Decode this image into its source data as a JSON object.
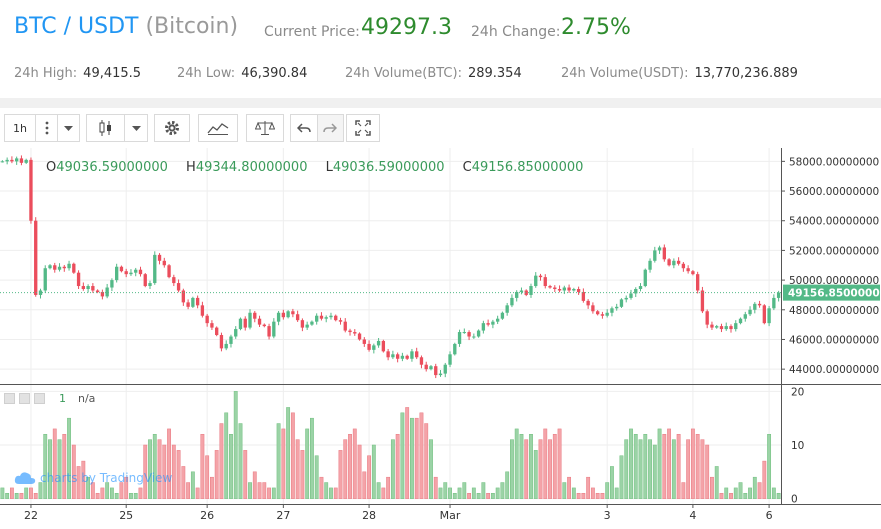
{
  "header": {
    "pair": "BTC / USDT",
    "name": "(Bitcoin)",
    "current_price_label": "Current Price:",
    "current_price": "49297.3",
    "change_label": "24h Change:",
    "change": "2.75%",
    "stats": [
      {
        "label": "24h High:",
        "value": "49,415.5"
      },
      {
        "label": "24h Low:",
        "value": "46,390.84"
      },
      {
        "label": "24h Volume(BTC):",
        "value": "289.354"
      },
      {
        "label": "24h Volume(USDT):",
        "value": "13,770,236.889"
      }
    ],
    "colors": {
      "pair": "#2196f3",
      "price": "#2e8b2e",
      "label": "#8a8a8a"
    }
  },
  "toolbar": {
    "interval": "1h",
    "icons": [
      "more-vertical-icon",
      "dropdown-icon",
      "candles-icon",
      "dropdown-icon",
      "gear-icon",
      "indicators-icon",
      "compare-scale-icon",
      "undo-icon",
      "redo-icon",
      "fullscreen-icon"
    ]
  },
  "legend": {
    "o_label": "O",
    "o": "49036.59000000",
    "h_label": "H",
    "h": "49344.80000000",
    "l_label": "L",
    "l": "49036.59000000",
    "c_label": "C",
    "c": "49156.85000000"
  },
  "volume_legend": {
    "value": "1",
    "na": "n/a"
  },
  "watermark": "charts by TradingView",
  "chart_data": {
    "type": "candlestick",
    "price_axis": {
      "ticks": [
        44000,
        46000,
        48000,
        50000,
        52000,
        54000,
        56000,
        58000
      ],
      "tick_labels": [
        "44000.00000000",
        "46000.00000000",
        "48000.00000000",
        "50000.00000000",
        "52000.00000000",
        "54000.00000000",
        "56000.00000000",
        "58000.00000000"
      ],
      "range": [
        43000,
        58900
      ]
    },
    "last_price": 49156.85,
    "last_price_label": "49156.85000000",
    "volume_axis": {
      "ticks": [
        0,
        10,
        20
      ],
      "tick_labels": [
        "0",
        "10",
        "20"
      ],
      "range": [
        -1,
        21
      ]
    },
    "x_axis": {
      "ticks": [
        {
          "index": 6,
          "label": "22"
        },
        {
          "index": 26,
          "label": "25"
        },
        {
          "index": 43,
          "label": "26"
        },
        {
          "index": 59,
          "label": "27"
        },
        {
          "index": 77,
          "label": "28"
        },
        {
          "index": 94,
          "label": "Mar"
        },
        {
          "index": 127,
          "label": "3"
        },
        {
          "index": 145,
          "label": "4"
        },
        {
          "index": 161,
          "label": "6"
        }
      ]
    },
    "price_path": [
      58000,
      58100,
      58000,
      58200,
      57900,
      58100,
      54000,
      49000,
      49300,
      50800,
      51000,
      50700,
      50900,
      50800,
      51100,
      50500,
      49600,
      49400,
      49600,
      49300,
      49200,
      48900,
      49500,
      50000,
      50900,
      50600,
      50400,
      50500,
      50700,
      50400,
      49600,
      49800,
      51700,
      51300,
      51000,
      50200,
      49800,
      49300,
      48500,
      48200,
      48800,
      48300,
      47600,
      47100,
      46800,
      46300,
      45400,
      45700,
      46200,
      46700,
      47400,
      46800,
      47800,
      47400,
      47000,
      46900,
      46200,
      47200,
      47800,
      47500,
      47900,
      47700,
      47300,
      46800,
      47000,
      47200,
      47600,
      47400,
      47500,
      47600,
      47300,
      47200,
      46600,
      46500,
      46400,
      46000,
      45700,
      45300,
      45600,
      45900,
      45200,
      44800,
      45000,
      44700,
      44900,
      44700,
      45200,
      44800,
      44300,
      44000,
      44200,
      43600,
      43700,
      44300,
      45000,
      45700,
      46500,
      46500,
      46200,
      46200,
      46600,
      47100,
      47000,
      47200,
      47400,
      47800,
      48300,
      48800,
      49200,
      49300,
      49000,
      49600,
      50300,
      50200,
      49600,
      49500,
      49400,
      49300,
      49500,
      49300,
      49400,
      49200,
      48600,
      48300,
      47900,
      47700,
      47600,
      47800,
      48100,
      48200,
      48700,
      48800,
      49100,
      49400,
      49600,
      50700,
      51300,
      52000,
      52200,
      51400,
      51000,
      51300,
      51100,
      50800,
      50600,
      50400,
      49300,
      47900,
      47000,
      46800,
      46900,
      46700,
      46900,
      46700,
      47100,
      47400,
      47700,
      48000,
      48400,
      48300,
      47100,
      48100,
      48800,
      49157
    ],
    "volume": [
      2,
      1,
      2,
      1,
      1,
      2,
      2,
      1,
      3,
      12,
      11,
      13,
      11,
      12,
      15,
      10,
      6,
      7,
      4,
      3,
      1,
      2,
      3,
      2,
      1,
      3,
      4,
      1,
      1,
      2,
      10,
      11,
      12,
      11,
      10,
      13,
      10,
      9,
      6,
      3,
      5,
      2,
      12,
      8,
      4,
      9,
      14,
      16,
      12,
      20,
      14,
      9,
      3,
      5,
      3,
      3,
      2,
      2,
      14,
      13,
      17,
      16,
      11,
      9,
      13,
      15,
      8,
      4,
      3,
      2,
      2,
      9,
      11,
      12,
      13,
      10,
      5,
      8,
      10,
      3,
      2,
      4,
      11,
      12,
      16,
      17,
      15,
      15,
      16,
      14,
      11,
      4,
      2,
      3,
      2,
      1,
      2,
      3,
      1,
      2,
      1,
      3,
      1,
      1,
      2,
      3,
      5,
      11,
      13,
      12,
      11,
      12,
      9,
      11,
      13,
      11,
      12,
      13,
      3,
      4,
      2,
      1,
      1,
      4,
      2,
      1,
      1,
      3,
      6,
      2,
      8,
      11,
      13,
      12,
      11,
      12,
      11,
      10,
      13,
      12,
      13,
      11,
      12,
      3,
      11,
      13,
      12,
      11,
      10,
      4,
      6,
      1,
      2,
      1,
      2,
      3,
      1,
      2,
      4,
      3,
      7,
      12,
      2,
      1
    ]
  }
}
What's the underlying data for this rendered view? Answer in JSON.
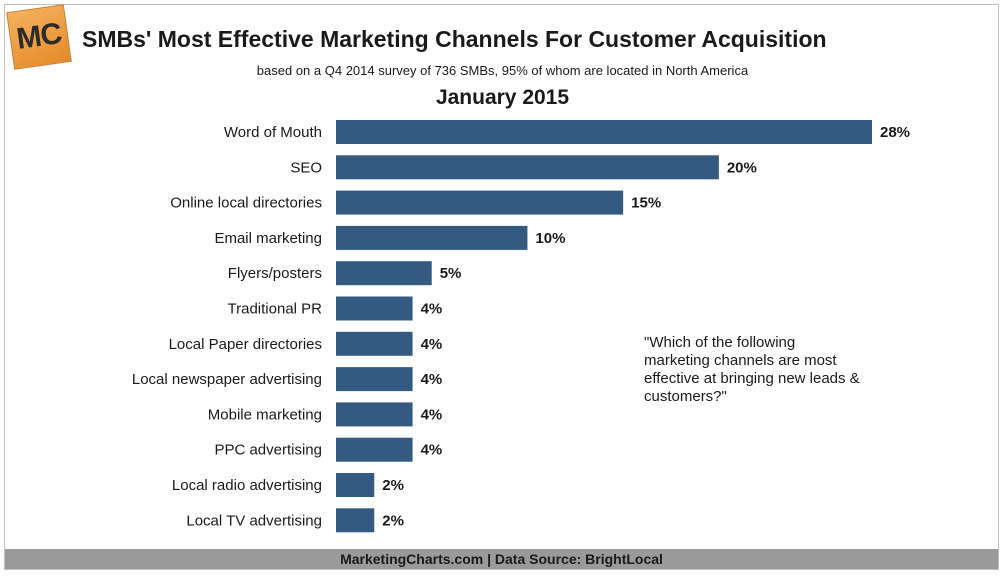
{
  "header": {
    "logo_text": "MC",
    "title": "SMBs' Most Effective Marketing Channels For Customer Acquisition",
    "subtitle": "based on a Q4 2014 survey of 736 SMBs, 95% of whom are located in North America"
  },
  "note": "\"Which of the following marketing channels are most effective at bringing new leads & customers?\"",
  "footer": "MarketingCharts.com | Data Source: BrightLocal",
  "colors": {
    "bar": "#345a82",
    "footer_bg": "#9a9a9a",
    "logo": "#e8963a"
  },
  "chart_data": {
    "type": "bar",
    "orientation": "horizontal",
    "title": "January 2015",
    "xlabel": "",
    "ylabel": "",
    "xlim": [
      0,
      28
    ],
    "grid": false,
    "legend": "none",
    "value_suffix": "%",
    "categories": [
      "Word of Mouth",
      "SEO",
      "Online local directories",
      "Email marketing",
      "Flyers/posters",
      "Traditional PR",
      "Local Paper directories",
      "Local newspaper advertising",
      "Mobile marketing",
      "PPC advertising",
      "Local radio advertising",
      "Local TV advertising"
    ],
    "values": [
      28,
      20,
      15,
      10,
      5,
      4,
      4,
      4,
      4,
      4,
      2,
      2
    ]
  }
}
=-=-=
Print each of the records above exactly as written, leaving no picture in the copy.

Decode this image into its source data as a JSON object.
{
  "header": {
    "pair": "BTC / USDT",
    "name": "(Bitcoin)",
    "current_price_label": "Current Price:",
    "current_price": "49297.3",
    "change_label": "24h Change:",
    "change": "2.75%",
    "stats": [
      {
        "label": "24h High:",
        "value": "49,415.5"
      },
      {
        "label": "24h Low:",
        "value": "46,390.84"
      },
      {
        "label": "24h Volume(BTC):",
        "value": "289.354"
      },
      {
        "label": "24h Volume(USDT):",
        "value": "13,770,236.889"
      }
    ],
    "colors": {
      "pair": "#2196f3",
      "price": "#2e8b2e",
      "label": "#8a8a8a"
    }
  },
  "toolbar": {
    "interval": "1h",
    "icons": [
      "more-vertical-icon",
      "dropdown-icon",
      "candles-icon",
      "dropdown-icon",
      "gear-icon",
      "indicators-icon",
      "compare-scale-icon",
      "undo-icon",
      "redo-icon",
      "fullscreen-icon"
    ]
  },
  "legend": {
    "o_label": "O",
    "o": "49036.59000000",
    "h_label": "H",
    "h": "49344.80000000",
    "l_label": "L",
    "l": "49036.59000000",
    "c_label": "C",
    "c": "49156.85000000"
  },
  "volume_legend": {
    "value": "1",
    "na": "n/a"
  },
  "watermark": "charts by TradingView",
  "chart_data": {
    "type": "candlestick",
    "price_axis": {
      "ticks": [
        44000,
        46000,
        48000,
        50000,
        52000,
        54000,
        56000,
        58000
      ],
      "tick_labels": [
        "44000.00000000",
        "46000.00000000",
        "48000.00000000",
        "50000.00000000",
        "52000.00000000",
        "54000.00000000",
        "56000.00000000",
        "58000.00000000"
      ],
      "range": [
        43000,
        58900
      ]
    },
    "last_price": 49156.85,
    "last_price_label": "49156.85000000",
    "volume_axis": {
      "ticks": [
        0,
        10,
        20
      ],
      "tick_labels": [
        "0",
        "10",
        "20"
      ],
      "range": [
        -1,
        21
      ]
    },
    "x_axis": {
      "ticks": [
        {
          "index": 6,
          "label": "22"
        },
        {
          "index": 26,
          "label": "25"
        },
        {
          "index": 43,
          "label": "26"
        },
        {
          "index": 59,
          "label": "27"
        },
        {
          "index": 77,
          "label": "28"
        },
        {
          "index": 94,
          "label": "Mar"
        },
        {
          "index": 127,
          "label": "3"
        },
        {
          "index": 145,
          "label": "4"
        },
        {
          "index": 161,
          "label": "6"
        }
      ]
    },
    "price_path": [
      58000,
      58100,
      58000,
      58200,
      57900,
      58100,
      54000,
      49000,
      49300,
      50800,
      51000,
      50700,
      50900,
      50800,
      51100,
      50500,
      49600,
      49400,
      49600,
      49300,
      49200,
      48900,
      49500,
      50000,
      50900,
      50600,
      50400,
      50500,
      50700,
      50400,
      49600,
      49800,
      51700,
      51300,
      51000,
      50200,
      49800,
      49300,
      48500,
      48200,
      48800,
      48300,
      47600,
      47100,
      46800,
      46300,
      45400,
      45700,
      46200,
      46700,
      47400,
      46800,
      47800,
      47400,
      47000,
      46900,
      46200,
      47200,
      47800,
      47500,
      47900,
      47700,
      47300,
      46800,
      47000,
      47200,
      47600,
      47400,
      47500,
      47600,
      47300,
      47200,
      46600,
      46500,
      46400,
      46000,
      45700,
      45300,
      45600,
      45900,
      45200,
      44800,
      45000,
      44700,
      44900,
      44700,
      45200,
      44800,
      44300,
      44000,
      44200,
      43600,
      43700,
      44300,
      45000,
      45700,
      46500,
      46500,
      46200,
      46200,
      46600,
      47100,
      47000,
      47200,
      47400,
      47800,
      48300,
      48800,
      49200,
      49300,
      49000,
      49600,
      50300,
      50200,
      49600,
      49500,
      49400,
      49300,
      49500,
      49300,
      49400,
      49200,
      48600,
      48300,
      47900,
      47700,
      47600,
      47800,
      48100,
      48200,
      48700,
      48800,
      49100,
      49400,
      49600,
      50700,
      51300,
      52000,
      52200,
      51400,
      51000,
      51300,
      51100,
      50800,
      50600,
      50400,
      49300,
      47900,
      47000,
      46800,
      46900,
      46700,
      46900,
      46700,
      47100,
      47400,
      47700,
      48000,
      48400,
      48300,
      47100,
      48100,
      48800,
      49157
    ],
    "volume": [
      2,
      1,
      2,
      1,
      1,
      2,
      2,
      1,
      3,
      12,
      11,
      13,
      11,
      12,
      15,
      10,
      6,
      7,
      4,
      3,
      1,
      2,
      3,
      2,
      1,
      3,
      4,
      1,
      1,
      2,
      10,
      11,
      12,
      11,
      10,
      13,
      10,
      9,
      6,
      3,
      5,
      2,
      12,
      8,
      4,
      9,
      14,
      16,
      12,
      20,
      14,
      9,
      3,
      5,
      3,
      3,
      2,
      2,
      14,
      13,
      17,
      16,
      11,
      9,
      13,
      15,
      8,
      4,
      3,
      2,
      2,
      9,
      11,
      12,
      13,
      10,
      5,
      8,
      10,
      3,
      2,
      4,
      11,
      12,
      16,
      17,
      15,
      15,
      16,
      14,
      11,
      4,
      2,
      3,
      2,
      1,
      2,
      3,
      1,
      2,
      1,
      3,
      1,
      1,
      2,
      3,
      5,
      11,
      13,
      12,
      11,
      12,
      9,
      11,
      13,
      11,
      12,
      13,
      3,
      4,
      2,
      1,
      1,
      4,
      2,
      1,
      1,
      3,
      6,
      2,
      8,
      11,
      13,
      12,
      11,
      12,
      11,
      10,
      13,
      12,
      13,
      11,
      12,
      3,
      11,
      13,
      12,
      11,
      10,
      4,
      6,
      1,
      2,
      1,
      2,
      3,
      1,
      2,
      4,
      3,
      7,
      12,
      2,
      1
    ]
  }
}
What's the underlying data for this rendered view? Answer in JSON.
{
  "header": {
    "logo_text": "MC",
    "title": "SMBs' Most Effective Marketing Channels For Customer Acquisition",
    "subtitle": "based on a Q4 2014 survey of 736 SMBs, 95% of whom are located in North America"
  },
  "note": "\"Which of the following marketing channels are most effective at bringing new leads & customers?\"",
  "footer": "MarketingCharts.com | Data Source: BrightLocal",
  "colors": {
    "bar": "#345a82",
    "footer_bg": "#9a9a9a",
    "logo": "#e8963a"
  },
  "chart_data": {
    "type": "bar",
    "orientation": "horizontal",
    "title": "January 2015",
    "xlabel": "",
    "ylabel": "",
    "xlim": [
      0,
      28
    ],
    "grid": false,
    "legend": "none",
    "value_suffix": "%",
    "categories": [
      "Word of Mouth",
      "SEO",
      "Online local directories",
      "Email marketing",
      "Flyers/posters",
      "Traditional PR",
      "Local Paper directories",
      "Local newspaper advertising",
      "Mobile marketing",
      "PPC advertising",
      "Local radio advertising",
      "Local TV advertising"
    ],
    "values": [
      28,
      20,
      15,
      10,
      5,
      4,
      4,
      4,
      4,
      4,
      2,
      2
    ]
  }
}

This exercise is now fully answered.